**Directions for this task**
Give the number of lines that contain the string "name", please, and nothing else.

**Task data**
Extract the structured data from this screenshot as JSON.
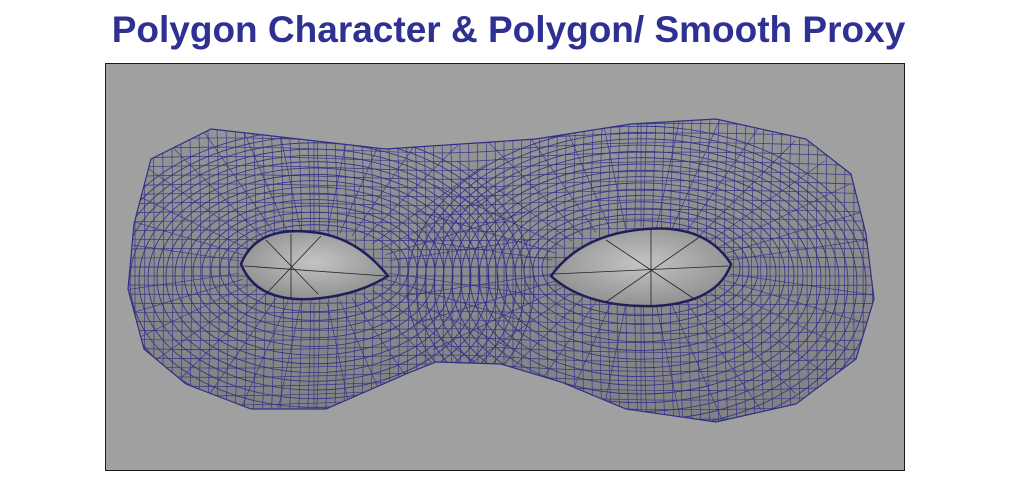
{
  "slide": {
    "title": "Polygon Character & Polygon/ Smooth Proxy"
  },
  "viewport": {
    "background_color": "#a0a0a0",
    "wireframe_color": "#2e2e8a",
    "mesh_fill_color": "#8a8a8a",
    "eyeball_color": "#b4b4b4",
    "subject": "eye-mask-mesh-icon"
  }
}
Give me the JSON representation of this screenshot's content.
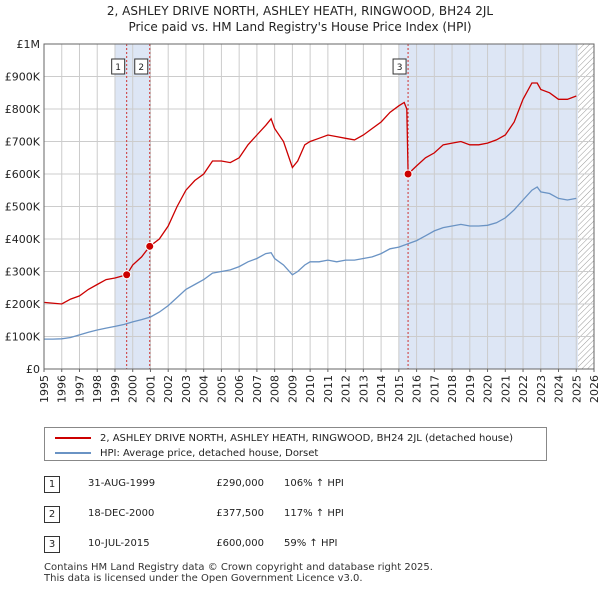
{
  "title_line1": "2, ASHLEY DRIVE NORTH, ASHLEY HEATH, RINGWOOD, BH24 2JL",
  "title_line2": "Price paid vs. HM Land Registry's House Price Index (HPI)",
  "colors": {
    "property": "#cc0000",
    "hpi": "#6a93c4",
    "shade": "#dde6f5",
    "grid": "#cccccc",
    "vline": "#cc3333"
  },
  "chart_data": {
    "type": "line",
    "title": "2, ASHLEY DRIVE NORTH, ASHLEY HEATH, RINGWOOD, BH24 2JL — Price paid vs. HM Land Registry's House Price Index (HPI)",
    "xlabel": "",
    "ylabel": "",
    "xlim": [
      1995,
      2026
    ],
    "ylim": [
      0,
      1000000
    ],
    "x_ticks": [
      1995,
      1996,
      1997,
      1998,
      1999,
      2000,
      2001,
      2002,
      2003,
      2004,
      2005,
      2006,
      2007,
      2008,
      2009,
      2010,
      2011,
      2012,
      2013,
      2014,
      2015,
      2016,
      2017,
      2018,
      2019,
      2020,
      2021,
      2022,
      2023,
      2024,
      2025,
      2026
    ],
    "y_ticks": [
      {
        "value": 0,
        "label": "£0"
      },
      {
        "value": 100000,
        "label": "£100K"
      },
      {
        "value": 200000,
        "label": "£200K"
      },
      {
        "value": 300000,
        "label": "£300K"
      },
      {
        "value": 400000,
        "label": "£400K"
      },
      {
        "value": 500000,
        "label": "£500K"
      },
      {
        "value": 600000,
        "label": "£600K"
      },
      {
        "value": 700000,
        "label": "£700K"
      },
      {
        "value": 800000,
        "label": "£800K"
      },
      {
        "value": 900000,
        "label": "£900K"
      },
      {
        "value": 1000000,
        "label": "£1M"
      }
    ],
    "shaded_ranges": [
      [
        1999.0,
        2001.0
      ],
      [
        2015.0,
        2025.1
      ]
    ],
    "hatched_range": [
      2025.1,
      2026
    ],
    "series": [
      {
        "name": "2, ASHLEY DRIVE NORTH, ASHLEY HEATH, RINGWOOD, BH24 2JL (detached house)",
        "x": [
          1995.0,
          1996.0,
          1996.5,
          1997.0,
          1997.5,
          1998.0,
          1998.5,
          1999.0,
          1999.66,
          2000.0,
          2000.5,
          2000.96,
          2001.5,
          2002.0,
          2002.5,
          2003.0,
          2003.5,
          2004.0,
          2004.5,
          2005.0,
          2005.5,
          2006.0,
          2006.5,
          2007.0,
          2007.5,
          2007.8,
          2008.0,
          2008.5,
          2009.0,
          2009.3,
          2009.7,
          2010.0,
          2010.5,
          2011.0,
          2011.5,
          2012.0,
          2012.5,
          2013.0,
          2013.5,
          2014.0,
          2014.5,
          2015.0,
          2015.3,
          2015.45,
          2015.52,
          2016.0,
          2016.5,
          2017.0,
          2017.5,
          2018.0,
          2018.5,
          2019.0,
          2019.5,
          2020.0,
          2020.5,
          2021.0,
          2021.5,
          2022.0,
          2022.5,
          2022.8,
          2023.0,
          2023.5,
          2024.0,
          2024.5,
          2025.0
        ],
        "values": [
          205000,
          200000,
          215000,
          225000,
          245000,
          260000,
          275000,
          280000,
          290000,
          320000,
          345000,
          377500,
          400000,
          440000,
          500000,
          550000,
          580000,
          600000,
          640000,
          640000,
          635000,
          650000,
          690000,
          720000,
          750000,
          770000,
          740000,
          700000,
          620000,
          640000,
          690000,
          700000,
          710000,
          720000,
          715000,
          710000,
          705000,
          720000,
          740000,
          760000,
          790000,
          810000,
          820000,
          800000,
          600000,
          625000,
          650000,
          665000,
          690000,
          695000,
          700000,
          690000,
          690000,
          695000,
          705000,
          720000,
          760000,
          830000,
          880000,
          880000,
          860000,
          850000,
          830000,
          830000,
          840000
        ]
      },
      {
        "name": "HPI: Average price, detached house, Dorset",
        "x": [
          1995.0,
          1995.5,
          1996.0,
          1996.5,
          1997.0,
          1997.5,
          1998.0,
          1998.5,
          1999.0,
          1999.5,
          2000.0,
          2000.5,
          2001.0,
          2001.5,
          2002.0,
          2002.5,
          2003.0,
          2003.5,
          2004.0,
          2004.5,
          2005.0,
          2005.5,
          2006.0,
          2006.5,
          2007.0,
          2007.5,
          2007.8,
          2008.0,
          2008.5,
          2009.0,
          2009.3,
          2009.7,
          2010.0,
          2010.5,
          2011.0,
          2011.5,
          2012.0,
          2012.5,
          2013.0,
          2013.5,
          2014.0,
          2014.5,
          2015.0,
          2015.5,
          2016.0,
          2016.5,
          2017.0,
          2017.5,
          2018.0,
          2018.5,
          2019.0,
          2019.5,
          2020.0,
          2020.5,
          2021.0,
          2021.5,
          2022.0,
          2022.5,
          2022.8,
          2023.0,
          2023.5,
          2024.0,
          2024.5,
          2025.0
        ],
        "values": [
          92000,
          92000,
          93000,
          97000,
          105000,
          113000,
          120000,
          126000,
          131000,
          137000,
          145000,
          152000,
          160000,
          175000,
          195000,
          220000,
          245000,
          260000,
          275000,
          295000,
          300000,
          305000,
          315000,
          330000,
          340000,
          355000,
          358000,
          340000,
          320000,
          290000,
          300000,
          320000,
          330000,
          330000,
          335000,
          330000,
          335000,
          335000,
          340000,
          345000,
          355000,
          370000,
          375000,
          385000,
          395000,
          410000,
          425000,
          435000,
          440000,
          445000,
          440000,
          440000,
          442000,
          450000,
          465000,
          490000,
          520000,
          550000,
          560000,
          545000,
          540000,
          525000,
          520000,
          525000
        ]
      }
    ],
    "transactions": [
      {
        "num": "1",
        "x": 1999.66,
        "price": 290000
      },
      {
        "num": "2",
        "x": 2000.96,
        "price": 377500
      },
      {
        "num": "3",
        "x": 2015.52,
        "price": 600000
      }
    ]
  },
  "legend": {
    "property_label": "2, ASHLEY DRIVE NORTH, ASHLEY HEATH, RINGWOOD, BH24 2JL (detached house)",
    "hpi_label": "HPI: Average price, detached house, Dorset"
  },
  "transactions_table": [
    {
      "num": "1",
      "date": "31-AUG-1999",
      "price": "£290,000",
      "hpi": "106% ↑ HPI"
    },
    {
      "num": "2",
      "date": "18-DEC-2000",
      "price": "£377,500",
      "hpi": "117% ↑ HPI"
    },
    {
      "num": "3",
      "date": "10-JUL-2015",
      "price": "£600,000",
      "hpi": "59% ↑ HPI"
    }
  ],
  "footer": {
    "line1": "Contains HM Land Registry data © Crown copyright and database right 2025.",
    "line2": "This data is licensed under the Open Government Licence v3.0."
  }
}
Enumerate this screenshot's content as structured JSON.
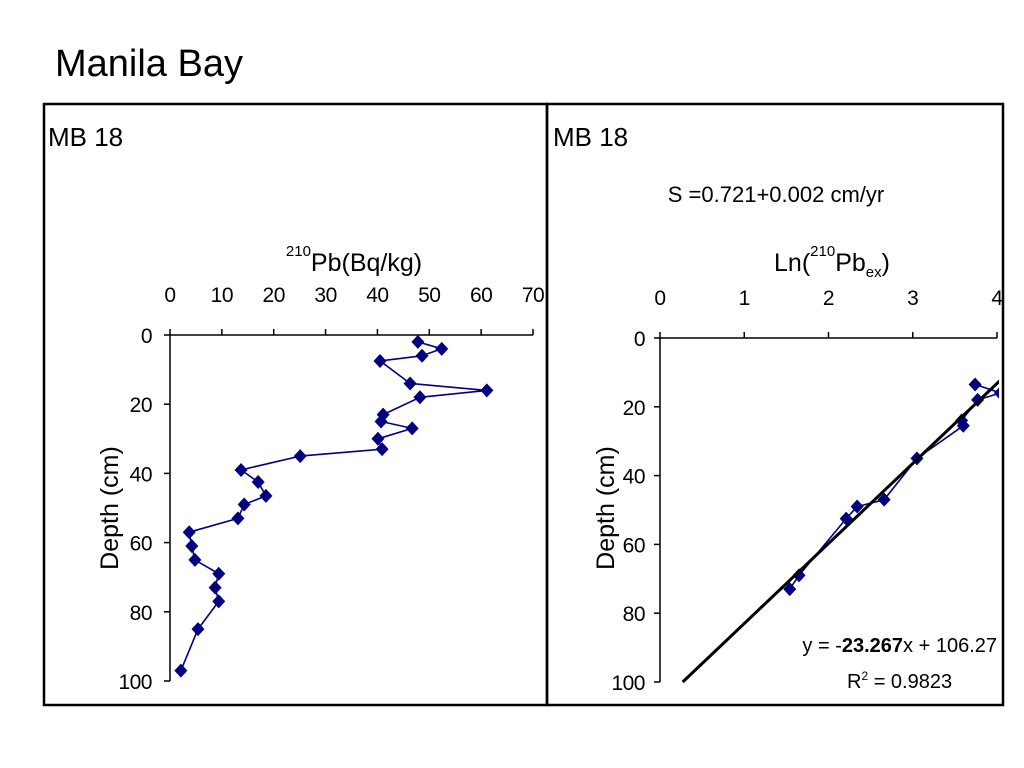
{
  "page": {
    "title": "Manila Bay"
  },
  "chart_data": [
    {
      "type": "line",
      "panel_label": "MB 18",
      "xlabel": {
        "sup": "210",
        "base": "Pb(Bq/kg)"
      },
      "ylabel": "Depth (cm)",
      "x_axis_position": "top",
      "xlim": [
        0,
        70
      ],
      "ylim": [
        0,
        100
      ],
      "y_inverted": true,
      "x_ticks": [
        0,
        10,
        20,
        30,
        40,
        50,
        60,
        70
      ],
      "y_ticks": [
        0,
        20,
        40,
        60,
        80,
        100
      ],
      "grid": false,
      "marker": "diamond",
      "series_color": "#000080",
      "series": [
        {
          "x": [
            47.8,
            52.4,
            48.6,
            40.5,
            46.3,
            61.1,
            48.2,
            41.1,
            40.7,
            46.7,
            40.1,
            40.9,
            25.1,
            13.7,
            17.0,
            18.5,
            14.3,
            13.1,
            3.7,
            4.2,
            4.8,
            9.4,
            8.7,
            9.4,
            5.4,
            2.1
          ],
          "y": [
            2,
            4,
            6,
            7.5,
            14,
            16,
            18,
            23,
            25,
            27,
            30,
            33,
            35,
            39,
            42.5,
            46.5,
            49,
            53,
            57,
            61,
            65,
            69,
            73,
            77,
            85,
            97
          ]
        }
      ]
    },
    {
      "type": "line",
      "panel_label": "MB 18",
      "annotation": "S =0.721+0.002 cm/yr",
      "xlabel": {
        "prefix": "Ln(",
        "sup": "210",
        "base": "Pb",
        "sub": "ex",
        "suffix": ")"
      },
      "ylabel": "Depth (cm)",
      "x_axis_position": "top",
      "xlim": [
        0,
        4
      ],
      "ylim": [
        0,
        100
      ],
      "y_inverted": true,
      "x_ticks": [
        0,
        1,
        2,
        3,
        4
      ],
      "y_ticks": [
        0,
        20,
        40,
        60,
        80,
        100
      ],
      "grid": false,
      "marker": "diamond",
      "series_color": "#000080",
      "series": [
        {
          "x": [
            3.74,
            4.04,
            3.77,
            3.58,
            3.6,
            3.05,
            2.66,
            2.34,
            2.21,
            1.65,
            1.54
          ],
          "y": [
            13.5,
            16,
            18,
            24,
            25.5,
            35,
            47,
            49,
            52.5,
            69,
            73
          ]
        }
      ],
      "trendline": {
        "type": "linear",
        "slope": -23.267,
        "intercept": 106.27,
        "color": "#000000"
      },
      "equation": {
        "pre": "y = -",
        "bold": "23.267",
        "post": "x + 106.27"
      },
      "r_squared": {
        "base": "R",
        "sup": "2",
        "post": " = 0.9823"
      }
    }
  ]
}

**Written solution**
2